Using the entries that follow, collect the lines where the word "text" appears.

Figure content listings
:::::

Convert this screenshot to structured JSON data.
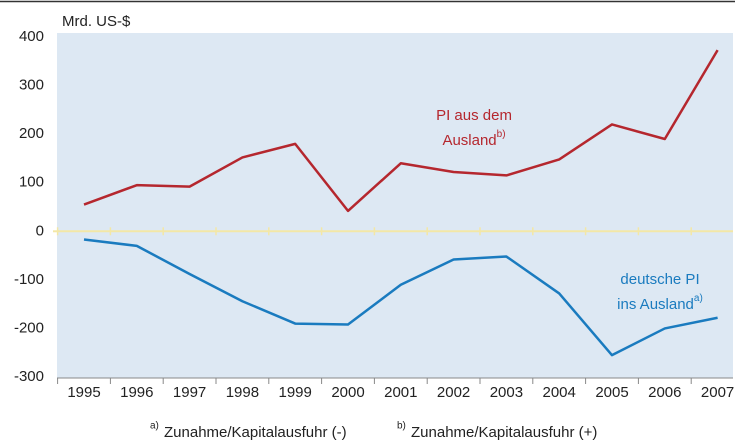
{
  "chart_data": {
    "type": "line",
    "y_label": "Mrd. US-$",
    "categories": [
      "1995",
      "1996",
      "1997",
      "1998",
      "1999",
      "2000",
      "2001",
      "2002",
      "2003",
      "2004",
      "2005",
      "2006",
      "2007"
    ],
    "series": [
      {
        "color": "#b5272e",
        "values": [
          55,
          95,
          92,
          152,
          180,
          42,
          140,
          122,
          115,
          148,
          220,
          190,
          373
        ]
      },
      {
        "color": "#1a7bbf",
        "values": [
          -17,
          -30,
          -88,
          -144,
          -190,
          -192,
          -110,
          -58,
          -52,
          -128,
          -255,
          -200,
          -178
        ]
      }
    ],
    "ylim": [
      -300,
      400
    ],
    "yticks": [
      -300,
      -200,
      -100,
      0,
      100,
      200,
      300,
      400
    ],
    "background": "#dde8f3",
    "zero_line_color": "#f3e7a6",
    "annotations": [
      {
        "lines": [
          "PI aus dem",
          "Ausland"
        ],
        "sup": "b)",
        "color": "#b5272e"
      },
      {
        "lines": [
          "deutsche PI",
          "ins Ausland"
        ],
        "sup": "a)",
        "color": "#1a7bbf"
      }
    ],
    "footnotes": [
      {
        "mark": "a)",
        "text": "Zunahme/Kapitalausfuhr (-)"
      },
      {
        "mark": "b)",
        "text": "Zunahme/Kapitalausfuhr (+)"
      }
    ]
  }
}
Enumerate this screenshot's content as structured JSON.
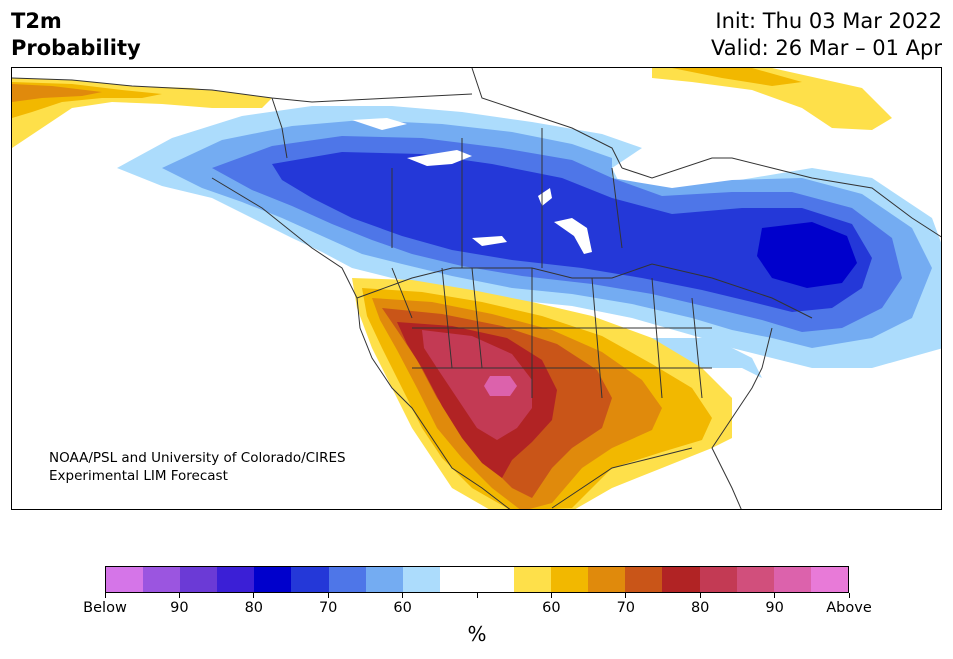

:::::

Reply to the task:
        "text": "Zunahme/Kapitalausfuhr (-)"
        "text": "Zunahme/Kapitalausfuhr (+)"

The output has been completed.